■ **Exercise requirements**
Each line that follows is to be retyped exactly.

Stored data entries:
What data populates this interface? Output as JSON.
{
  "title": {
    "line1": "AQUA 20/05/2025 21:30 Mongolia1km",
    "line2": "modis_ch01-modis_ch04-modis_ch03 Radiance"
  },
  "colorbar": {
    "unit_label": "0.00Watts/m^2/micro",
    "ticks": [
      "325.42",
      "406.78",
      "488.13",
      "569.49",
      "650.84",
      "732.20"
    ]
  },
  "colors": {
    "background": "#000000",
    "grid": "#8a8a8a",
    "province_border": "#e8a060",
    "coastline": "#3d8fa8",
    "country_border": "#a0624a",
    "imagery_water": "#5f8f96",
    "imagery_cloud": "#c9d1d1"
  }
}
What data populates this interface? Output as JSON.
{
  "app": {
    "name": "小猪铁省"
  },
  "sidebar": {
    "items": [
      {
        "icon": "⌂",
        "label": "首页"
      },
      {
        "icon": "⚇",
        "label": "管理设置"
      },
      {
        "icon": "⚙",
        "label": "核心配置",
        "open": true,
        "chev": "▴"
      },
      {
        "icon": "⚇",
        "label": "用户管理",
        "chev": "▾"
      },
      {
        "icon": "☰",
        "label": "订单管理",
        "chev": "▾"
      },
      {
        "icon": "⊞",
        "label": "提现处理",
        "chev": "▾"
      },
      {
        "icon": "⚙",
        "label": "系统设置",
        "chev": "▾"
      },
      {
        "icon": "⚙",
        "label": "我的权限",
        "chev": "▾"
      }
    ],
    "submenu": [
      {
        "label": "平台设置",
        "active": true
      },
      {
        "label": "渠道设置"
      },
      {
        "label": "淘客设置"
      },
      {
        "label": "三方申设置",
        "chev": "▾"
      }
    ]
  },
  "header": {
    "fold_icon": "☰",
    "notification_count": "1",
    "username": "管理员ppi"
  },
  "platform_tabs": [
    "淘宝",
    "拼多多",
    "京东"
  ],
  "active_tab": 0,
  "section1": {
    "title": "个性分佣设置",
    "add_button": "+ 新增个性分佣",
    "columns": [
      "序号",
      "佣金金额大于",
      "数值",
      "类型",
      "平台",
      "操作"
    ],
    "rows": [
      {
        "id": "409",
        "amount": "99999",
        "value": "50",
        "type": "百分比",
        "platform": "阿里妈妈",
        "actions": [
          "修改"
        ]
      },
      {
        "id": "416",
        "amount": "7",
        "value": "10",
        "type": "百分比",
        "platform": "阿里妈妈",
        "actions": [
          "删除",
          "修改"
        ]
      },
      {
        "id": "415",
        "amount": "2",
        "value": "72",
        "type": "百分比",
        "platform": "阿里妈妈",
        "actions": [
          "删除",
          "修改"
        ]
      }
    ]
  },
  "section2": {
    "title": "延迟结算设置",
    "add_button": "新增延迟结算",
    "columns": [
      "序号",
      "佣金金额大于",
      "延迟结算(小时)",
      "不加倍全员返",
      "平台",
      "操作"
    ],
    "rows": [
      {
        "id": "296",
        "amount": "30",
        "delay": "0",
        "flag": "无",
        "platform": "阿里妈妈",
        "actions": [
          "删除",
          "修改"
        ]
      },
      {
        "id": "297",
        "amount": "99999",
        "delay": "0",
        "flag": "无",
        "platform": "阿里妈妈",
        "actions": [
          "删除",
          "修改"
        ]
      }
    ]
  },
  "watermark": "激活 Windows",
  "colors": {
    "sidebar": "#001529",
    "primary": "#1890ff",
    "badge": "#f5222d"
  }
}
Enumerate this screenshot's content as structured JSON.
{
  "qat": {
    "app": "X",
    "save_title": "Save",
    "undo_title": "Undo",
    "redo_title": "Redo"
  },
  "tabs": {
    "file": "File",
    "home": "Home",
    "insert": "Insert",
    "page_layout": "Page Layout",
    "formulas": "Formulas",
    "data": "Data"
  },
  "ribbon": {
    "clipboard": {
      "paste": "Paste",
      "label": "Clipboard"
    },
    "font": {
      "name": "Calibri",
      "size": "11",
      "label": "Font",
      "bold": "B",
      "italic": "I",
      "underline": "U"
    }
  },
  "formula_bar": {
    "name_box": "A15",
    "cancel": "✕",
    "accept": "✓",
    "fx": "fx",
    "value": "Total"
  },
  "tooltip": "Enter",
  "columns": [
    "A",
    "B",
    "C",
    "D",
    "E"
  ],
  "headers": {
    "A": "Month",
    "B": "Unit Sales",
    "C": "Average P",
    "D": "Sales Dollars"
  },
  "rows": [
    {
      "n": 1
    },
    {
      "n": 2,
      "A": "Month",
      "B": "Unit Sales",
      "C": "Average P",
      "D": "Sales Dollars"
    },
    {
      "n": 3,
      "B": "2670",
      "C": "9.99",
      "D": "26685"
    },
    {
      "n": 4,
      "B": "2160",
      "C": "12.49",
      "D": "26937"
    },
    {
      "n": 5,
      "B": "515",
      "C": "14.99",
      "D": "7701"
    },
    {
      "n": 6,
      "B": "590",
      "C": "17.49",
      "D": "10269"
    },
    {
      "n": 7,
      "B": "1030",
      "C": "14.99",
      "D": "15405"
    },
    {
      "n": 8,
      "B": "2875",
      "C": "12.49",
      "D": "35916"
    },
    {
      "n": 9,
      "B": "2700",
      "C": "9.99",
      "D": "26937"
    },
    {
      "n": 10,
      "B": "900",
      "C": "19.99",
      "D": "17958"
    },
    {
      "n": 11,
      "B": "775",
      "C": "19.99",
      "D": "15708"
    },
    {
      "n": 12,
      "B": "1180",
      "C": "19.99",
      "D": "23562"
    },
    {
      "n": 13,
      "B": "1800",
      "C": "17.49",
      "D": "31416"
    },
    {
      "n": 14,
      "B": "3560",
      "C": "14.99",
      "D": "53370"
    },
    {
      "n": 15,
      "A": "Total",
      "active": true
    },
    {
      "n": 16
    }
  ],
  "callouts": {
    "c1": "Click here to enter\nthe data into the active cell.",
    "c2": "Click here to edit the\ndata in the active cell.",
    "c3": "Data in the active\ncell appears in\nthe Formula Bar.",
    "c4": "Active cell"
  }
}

■ **Complete output**
What data populates this interface? Output as JSON.
{
  "title": {
    "line1": "AQUA 20/05/2025 21:30 Mongolia1km",
    "line2": "modis_ch01-modis_ch04-modis_ch03 Radiance"
  },
  "colorbar": {
    "unit_label": "0.00Watts/m^2/micro",
    "ticks": [
      "325.42",
      "406.78",
      "488.13",
      "569.49",
      "650.84",
      "732.20"
    ]
  },
  "colors": {
    "background": "#000000",
    "grid": "#8a8a8a",
    "province_border": "#e8a060",
    "coastline": "#3d8fa8",
    "country_border": "#a0624a",
    "imagery_water": "#5f8f96",
    "imagery_cloud": "#c9d1d1"
  }
}
What data populates this interface? Output as JSON.
{
  "app": {
    "name": "小猪铁省"
  },
  "sidebar": {
    "items": [
      {
        "icon": "⌂",
        "label": "首页"
      },
      {
        "icon": "⚇",
        "label": "管理设置"
      },
      {
        "icon": "⚙",
        "label": "核心配置",
        "open": true,
        "chev": "▴"
      },
      {
        "icon": "⚇",
        "label": "用户管理",
        "chev": "▾"
      },
      {
        "icon": "☰",
        "label": "订单管理",
        "chev": "▾"
      },
      {
        "icon": "⊞",
        "label": "提现处理",
        "chev": "▾"
      },
      {
        "icon": "⚙",
        "label": "系统设置",
        "chev": "▾"
      },
      {
        "icon": "⚙",
        "label": "我的权限",
        "chev": "▾"
      }
    ],
    "submenu": [
      {
        "label": "平台设置",
        "active": true
      },
      {
        "label": "渠道设置"
      },
      {
        "label": "淘客设置"
      },
      {
        "label": "三方申设置",
        "chev": "▾"
      }
    ]
  },
  "header": {
    "fold_icon": "☰",
    "notification_count": "1",
    "username": "管理员ppi"
  },
  "platform_tabs": [
    "淘宝",
    "拼多多",
    "京东"
  ],
  "active_tab": 0,
  "section1": {
    "title": "个性分佣设置",
    "add_button": "+ 新增个性分佣",
    "columns": [
      "序号",
      "佣金金额大于",
      "数值",
      "类型",
      "平台",
      "操作"
    ],
    "rows": [
      {
        "id": "409",
        "amount": "99999",
        "value": "50",
        "type": "百分比",
        "platform": "阿里妈妈",
        "actions": [
          "修改"
        ]
      },
      {
        "id": "416",
        "amount": "7",
        "value": "10",
        "type": "百分比",
        "platform": "阿里妈妈",
        "actions": [
          "删除",
          "修改"
        ]
      },
      {
        "id": "415",
        "amount": "2",
        "value": "72",
        "type": "百分比",
        "platform": "阿里妈妈",
        "actions": [
          "删除",
          "修改"
        ]
      }
    ]
  },
  "section2": {
    "title": "延迟结算设置",
    "add_button": "新增延迟结算",
    "columns": [
      "序号",
      "佣金金额大于",
      "延迟结算(小时)",
      "不加倍全员返",
      "平台",
      "操作"
    ],
    "rows": [
      {
        "id": "296",
        "amount": "30",
        "delay": "0",
        "flag": "无",
        "platform": "阿里妈妈",
        "actions": [
          "删除",
          "修改"
        ]
      },
      {
        "id": "297",
        "amount": "99999",
        "delay": "0",
        "flag": "无",
        "platform": "阿里妈妈",
        "actions": [
          "删除",
          "修改"
        ]
      }
    ]
  },
  "watermark": "激活 Windows",
  "colors": {
    "sidebar": "#001529",
    "primary": "#1890ff",
    "badge": "#f5222d"
  }
}
Enumerate this screenshot's content as structured JSON.
{
  "qat": {
    "app": "X",
    "save_title": "Save",
    "undo_title": "Undo",
    "redo_title": "Redo"
  },
  "tabs": {
    "file": "File",
    "home": "Home",
    "insert": "Insert",
    "page_layout": "Page Layout",
    "formulas": "Formulas",
    "data": "Data"
  },
  "ribbon": {
    "clipboard": {
      "paste": "Paste",
      "label": "Clipboard"
    },
    "font": {
      "name": "Calibri",
      "size": "11",
      "label": "Font",
      "bold": "B",
      "italic": "I",
      "underline": "U"
    }
  },
  "formula_bar": {
    "name_box": "A15",
    "cancel": "✕",
    "accept": "✓",
    "fx": "fx",
    "value": "Total"
  },
  "tooltip": "Enter",
  "columns": [
    "A",
    "B",
    "C",
    "D",
    "E"
  ],
  "headers": {
    "A": "Month",
    "B": "Unit Sales",
    "C": "Average P",
    "D": "Sales Dollars"
  },
  "rows": [
    {
      "n": 1
    },
    {
      "n": 2,
      "A": "Month",
      "B": "Unit Sales",
      "C": "Average P",
      "D": "Sales Dollars"
    },
    {
      "n": 3,
      "B": "2670",
      "C": "9.99",
      "D": "26685"
    },
    {
      "n": 4,
      "B": "2160",
      "C": "12.49",
      "D": "26937"
    },
    {
      "n": 5,
      "B": "515",
      "C": "14.99",
      "D": "7701"
    },
    {
      "n": 6,
      "B": "590",
      "C": "17.49",
      "D": "10269"
    },
    {
      "n": 7,
      "B": "1030",
      "C": "14.99",
      "D": "15405"
    },
    {
      "n": 8,
      "B": "2875",
      "C": "12.49",
      "D": "35916"
    },
    {
      "n": 9,
      "B": "2700",
      "C": "9.99",
      "D": "26937"
    },
    {
      "n": 10,
      "B": "900",
      "C": "19.99",
      "D": "17958"
    },
    {
      "n": 11,
      "B": "775",
      "C": "19.99",
      "D": "15708"
    },
    {
      "n": 12,
      "B": "1180",
      "C": "19.99",
      "D": "23562"
    },
    {
      "n": 13,
      "B": "1800",
      "C": "17.49",
      "D": "31416"
    },
    {
      "n": 14,
      "B": "3560",
      "C": "14.99",
      "D": "53370"
    },
    {
      "n": 15,
      "A": "Total",
      "active": true
    },
    {
      "n": 16
    }
  ],
  "callouts": {
    "c1": "Click here to enter\nthe data into the active cell.",
    "c2": "Click here to edit the\ndata in the active cell.",
    "c3": "Data in the active\ncell appears in\nthe Formula Bar.",
    "c4": "Active cell"
  }
}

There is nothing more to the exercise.